===== Records for this exercise =====

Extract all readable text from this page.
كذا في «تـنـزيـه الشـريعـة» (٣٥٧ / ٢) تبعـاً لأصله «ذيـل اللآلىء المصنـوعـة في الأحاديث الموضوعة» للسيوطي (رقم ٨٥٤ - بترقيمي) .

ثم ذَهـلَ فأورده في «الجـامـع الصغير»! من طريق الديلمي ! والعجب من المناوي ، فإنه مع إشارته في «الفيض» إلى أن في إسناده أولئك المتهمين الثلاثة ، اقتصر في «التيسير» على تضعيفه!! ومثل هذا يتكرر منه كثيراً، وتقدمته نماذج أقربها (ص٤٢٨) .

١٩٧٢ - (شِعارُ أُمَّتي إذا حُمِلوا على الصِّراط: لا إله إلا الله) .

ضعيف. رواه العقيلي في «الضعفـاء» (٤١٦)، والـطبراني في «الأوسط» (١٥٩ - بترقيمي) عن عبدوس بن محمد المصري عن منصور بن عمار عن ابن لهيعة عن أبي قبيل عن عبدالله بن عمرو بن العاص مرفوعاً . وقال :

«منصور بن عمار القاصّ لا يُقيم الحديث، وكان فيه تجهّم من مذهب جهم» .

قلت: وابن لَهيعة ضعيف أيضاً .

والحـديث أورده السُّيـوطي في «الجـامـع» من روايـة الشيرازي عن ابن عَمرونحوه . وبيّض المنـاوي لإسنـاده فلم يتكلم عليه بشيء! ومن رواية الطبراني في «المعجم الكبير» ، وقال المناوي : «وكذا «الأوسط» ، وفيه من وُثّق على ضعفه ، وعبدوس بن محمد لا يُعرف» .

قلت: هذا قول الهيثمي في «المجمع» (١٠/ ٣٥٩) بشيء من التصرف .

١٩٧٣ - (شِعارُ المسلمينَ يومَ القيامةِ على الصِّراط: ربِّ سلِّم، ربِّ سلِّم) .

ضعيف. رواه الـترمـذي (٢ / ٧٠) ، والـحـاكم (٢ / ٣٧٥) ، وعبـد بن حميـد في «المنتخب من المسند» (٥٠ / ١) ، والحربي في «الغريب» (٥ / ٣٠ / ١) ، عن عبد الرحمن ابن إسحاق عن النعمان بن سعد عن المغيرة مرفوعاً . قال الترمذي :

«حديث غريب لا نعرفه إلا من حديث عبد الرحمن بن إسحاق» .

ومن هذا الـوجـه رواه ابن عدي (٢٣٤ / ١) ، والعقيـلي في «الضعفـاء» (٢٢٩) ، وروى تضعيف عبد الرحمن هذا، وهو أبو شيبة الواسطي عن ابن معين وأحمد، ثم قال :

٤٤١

=====

(Task brief)
Extract all the material, leaving every line as it is.

(Response to this task)
Extract all readable text from this page.
كذا في «تـنـزيـه الشـريعـة» (٣٥٧ / ٢) تبعـاً لأصله «ذيـل اللآلىء المصنـوعـة في الأحاديث الموضوعة» للسيوطي (رقم ٨٥٤ - بترقيمي) .

ثم ذَهـلَ فأورده في «الجـامـع الصغير»! من طريق الديلمي ! والعجب من المناوي ، فإنه مع إشارته في «الفيض» إلى أن في إسناده أولئك المتهمين الثلاثة ، اقتصر في «التيسير» على تضعيفه!! ومثل هذا يتكرر منه كثيراً، وتقدمته نماذج أقربها (ص٤٢٨) .

١٩٧٢ - (شِعارُ أُمَّتي إذا حُمِلوا على الصِّراط: لا إله إلا الله) .

ضعيف. رواه العقيلي في «الضعفـاء» (٤١٦)، والـطبراني في «الأوسط» (١٥٩ - بترقيمي) عن عبدوس بن محمد المصري عن منصور بن عمار عن ابن لهيعة عن أبي قبيل عن عبدالله بن عمرو بن العاص مرفوعاً . وقال :

«منصور بن عمار القاصّ لا يُقيم الحديث، وكان فيه تجهّم من مذهب جهم» .

قلت: وابن لَهيعة ضعيف أيضاً .

والحـديث أورده السُّيـوطي في «الجـامـع» من روايـة الشيرازي عن ابن عَمرونحوه . وبيّض المنـاوي لإسنـاده فلم يتكلم عليه بشيء! ومن رواية الطبراني في «المعجم الكبير» ، وقال المناوي : «وكذا «الأوسط» ، وفيه من وُثّق على ضعفه ، وعبدوس بن محمد لا يُعرف» .

قلت: هذا قول الهيثمي في «المجمع» (١٠/ ٣٥٩) بشيء من التصرف .

١٩٧٣ - (شِعارُ المسلمينَ يومَ القيامةِ على الصِّراط: ربِّ سلِّم، ربِّ سلِّم) .

ضعيف. رواه الـترمـذي (٢ / ٧٠) ، والـحـاكم (٢ / ٣٧٥) ، وعبـد بن حميـد في «المنتخب من المسند» (٥٠ / ١) ، والحربي في «الغريب» (٥ / ٣٠ / ١) ، عن عبد الرحمن ابن إسحاق عن النعمان بن سعد عن المغيرة مرفوعاً . قال الترمذي :

«حديث غريب لا نعرفه إلا من حديث عبد الرحمن بن إسحاق» .

ومن هذا الـوجـه رواه ابن عدي (٢٣٤ / ١) ، والعقيـلي في «الضعفـاء» (٢٢٩) ، وروى تضعيف عبد الرحمن هذا، وهو أبو شيبة الواسطي عن ابن معين وأحمد، ثم قال :

٤٤١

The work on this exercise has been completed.